- [THE REQUEST]:
From the listing below, copy every line with the word "name".

-- -- --

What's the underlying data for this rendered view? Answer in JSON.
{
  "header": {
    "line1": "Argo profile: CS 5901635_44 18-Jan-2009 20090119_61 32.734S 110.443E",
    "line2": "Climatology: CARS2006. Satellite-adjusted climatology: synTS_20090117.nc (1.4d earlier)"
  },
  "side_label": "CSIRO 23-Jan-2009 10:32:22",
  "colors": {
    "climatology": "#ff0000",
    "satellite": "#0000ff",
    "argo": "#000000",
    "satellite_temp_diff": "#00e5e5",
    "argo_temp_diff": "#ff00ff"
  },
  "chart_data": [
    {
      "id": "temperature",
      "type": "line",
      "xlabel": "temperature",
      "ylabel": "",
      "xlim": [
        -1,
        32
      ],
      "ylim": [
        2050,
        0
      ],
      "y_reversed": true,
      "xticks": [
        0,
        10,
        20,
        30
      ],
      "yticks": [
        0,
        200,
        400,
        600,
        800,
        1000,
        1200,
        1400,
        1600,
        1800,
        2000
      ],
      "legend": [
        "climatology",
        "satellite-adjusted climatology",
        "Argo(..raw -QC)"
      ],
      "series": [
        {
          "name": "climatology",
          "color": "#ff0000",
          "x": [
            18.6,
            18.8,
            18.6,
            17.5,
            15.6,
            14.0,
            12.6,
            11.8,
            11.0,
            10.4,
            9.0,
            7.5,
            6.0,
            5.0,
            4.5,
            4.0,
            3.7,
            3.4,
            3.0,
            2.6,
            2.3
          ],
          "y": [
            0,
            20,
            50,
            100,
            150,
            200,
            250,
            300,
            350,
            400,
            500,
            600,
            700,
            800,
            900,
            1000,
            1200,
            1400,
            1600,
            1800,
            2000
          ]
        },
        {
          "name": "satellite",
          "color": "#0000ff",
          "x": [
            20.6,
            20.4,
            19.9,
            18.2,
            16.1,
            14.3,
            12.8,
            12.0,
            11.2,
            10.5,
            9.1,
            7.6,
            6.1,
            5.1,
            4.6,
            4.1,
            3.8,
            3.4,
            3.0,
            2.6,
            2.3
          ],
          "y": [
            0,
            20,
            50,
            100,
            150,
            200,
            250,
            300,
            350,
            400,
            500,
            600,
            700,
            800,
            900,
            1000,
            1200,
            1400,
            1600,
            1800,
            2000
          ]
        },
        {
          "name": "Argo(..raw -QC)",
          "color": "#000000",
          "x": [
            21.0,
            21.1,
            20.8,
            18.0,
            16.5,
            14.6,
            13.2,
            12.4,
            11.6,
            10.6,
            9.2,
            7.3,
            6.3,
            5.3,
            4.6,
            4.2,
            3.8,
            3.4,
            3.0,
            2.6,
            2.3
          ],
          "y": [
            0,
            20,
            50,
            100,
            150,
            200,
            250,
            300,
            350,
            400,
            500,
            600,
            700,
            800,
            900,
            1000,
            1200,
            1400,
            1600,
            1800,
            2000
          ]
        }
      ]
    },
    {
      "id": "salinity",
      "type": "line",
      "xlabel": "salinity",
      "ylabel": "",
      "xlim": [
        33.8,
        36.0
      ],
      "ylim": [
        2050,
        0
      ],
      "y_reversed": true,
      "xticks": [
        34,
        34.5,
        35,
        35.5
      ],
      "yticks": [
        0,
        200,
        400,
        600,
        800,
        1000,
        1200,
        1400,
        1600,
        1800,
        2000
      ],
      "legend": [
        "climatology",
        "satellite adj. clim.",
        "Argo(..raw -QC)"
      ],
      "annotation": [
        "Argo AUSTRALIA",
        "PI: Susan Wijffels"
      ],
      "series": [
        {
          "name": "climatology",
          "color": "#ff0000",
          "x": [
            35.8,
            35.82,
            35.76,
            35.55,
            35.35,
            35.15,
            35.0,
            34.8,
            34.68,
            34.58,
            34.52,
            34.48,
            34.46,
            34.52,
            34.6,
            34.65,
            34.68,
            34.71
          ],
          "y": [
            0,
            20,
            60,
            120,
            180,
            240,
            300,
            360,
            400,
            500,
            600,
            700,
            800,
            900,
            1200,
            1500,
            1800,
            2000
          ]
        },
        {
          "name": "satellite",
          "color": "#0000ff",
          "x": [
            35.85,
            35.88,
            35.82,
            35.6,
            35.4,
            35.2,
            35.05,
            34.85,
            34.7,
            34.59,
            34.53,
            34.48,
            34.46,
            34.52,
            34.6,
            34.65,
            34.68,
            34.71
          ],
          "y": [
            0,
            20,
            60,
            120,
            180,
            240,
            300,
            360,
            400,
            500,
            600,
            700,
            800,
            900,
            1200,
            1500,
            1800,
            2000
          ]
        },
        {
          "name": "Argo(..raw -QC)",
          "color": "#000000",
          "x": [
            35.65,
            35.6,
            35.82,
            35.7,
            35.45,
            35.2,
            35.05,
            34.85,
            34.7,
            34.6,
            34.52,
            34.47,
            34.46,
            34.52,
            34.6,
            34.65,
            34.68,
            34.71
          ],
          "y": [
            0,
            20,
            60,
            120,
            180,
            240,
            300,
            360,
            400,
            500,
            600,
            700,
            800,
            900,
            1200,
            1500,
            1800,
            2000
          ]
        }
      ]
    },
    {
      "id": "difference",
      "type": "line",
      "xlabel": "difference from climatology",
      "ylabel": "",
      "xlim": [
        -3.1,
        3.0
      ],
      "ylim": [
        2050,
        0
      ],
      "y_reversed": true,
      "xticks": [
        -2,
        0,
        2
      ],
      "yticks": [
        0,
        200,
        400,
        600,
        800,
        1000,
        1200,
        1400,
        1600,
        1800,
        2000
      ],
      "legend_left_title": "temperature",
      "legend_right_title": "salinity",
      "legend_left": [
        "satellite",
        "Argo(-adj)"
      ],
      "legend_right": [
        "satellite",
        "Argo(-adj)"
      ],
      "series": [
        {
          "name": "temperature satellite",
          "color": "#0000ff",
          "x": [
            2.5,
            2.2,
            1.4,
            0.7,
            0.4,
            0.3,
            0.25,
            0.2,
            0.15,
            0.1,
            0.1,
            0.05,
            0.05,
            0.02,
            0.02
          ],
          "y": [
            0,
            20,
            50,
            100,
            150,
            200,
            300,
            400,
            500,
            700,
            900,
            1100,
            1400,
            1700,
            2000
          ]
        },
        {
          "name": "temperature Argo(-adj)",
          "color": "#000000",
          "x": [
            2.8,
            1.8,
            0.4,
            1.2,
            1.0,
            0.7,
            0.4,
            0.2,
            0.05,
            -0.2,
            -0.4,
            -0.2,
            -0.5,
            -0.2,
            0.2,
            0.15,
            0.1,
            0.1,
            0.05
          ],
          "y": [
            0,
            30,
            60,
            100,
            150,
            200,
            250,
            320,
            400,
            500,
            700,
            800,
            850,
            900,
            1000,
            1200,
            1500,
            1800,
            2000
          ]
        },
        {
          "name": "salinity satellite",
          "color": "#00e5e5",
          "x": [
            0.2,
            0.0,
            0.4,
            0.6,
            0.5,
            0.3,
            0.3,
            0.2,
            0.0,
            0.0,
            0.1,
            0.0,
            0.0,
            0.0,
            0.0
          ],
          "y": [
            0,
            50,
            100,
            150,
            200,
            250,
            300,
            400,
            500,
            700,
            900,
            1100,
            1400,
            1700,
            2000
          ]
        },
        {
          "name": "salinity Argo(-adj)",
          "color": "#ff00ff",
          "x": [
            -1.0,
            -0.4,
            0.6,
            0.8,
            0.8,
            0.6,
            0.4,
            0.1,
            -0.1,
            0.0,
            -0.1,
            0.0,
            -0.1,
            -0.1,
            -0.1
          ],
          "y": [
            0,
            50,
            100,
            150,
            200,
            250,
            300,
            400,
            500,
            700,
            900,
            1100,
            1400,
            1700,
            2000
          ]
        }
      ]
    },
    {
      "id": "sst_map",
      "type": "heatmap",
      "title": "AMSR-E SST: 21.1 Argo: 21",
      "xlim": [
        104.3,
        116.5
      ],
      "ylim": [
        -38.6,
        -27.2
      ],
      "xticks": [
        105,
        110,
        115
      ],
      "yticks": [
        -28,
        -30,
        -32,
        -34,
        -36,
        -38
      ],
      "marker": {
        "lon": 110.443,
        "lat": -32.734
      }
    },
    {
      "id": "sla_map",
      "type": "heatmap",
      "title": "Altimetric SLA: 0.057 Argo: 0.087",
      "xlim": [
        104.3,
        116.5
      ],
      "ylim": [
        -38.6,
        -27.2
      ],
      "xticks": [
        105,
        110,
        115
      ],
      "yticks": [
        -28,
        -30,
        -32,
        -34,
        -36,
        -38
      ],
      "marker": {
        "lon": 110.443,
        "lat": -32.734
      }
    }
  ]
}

-- -- --

- [ANSWER BELOW]:
          "name": "climatology",
          "name": "satellite",
          "name": "Argo(..raw -QC)",
          "name": "climatology",
          "name": "satellite",
          "name": "Argo(..raw -QC)",
          "name": "temperature satellite",
          "name": "temperature Argo(-adj)",
          "name": "salinity satellite",
          "name": "salinity Argo(-adj)",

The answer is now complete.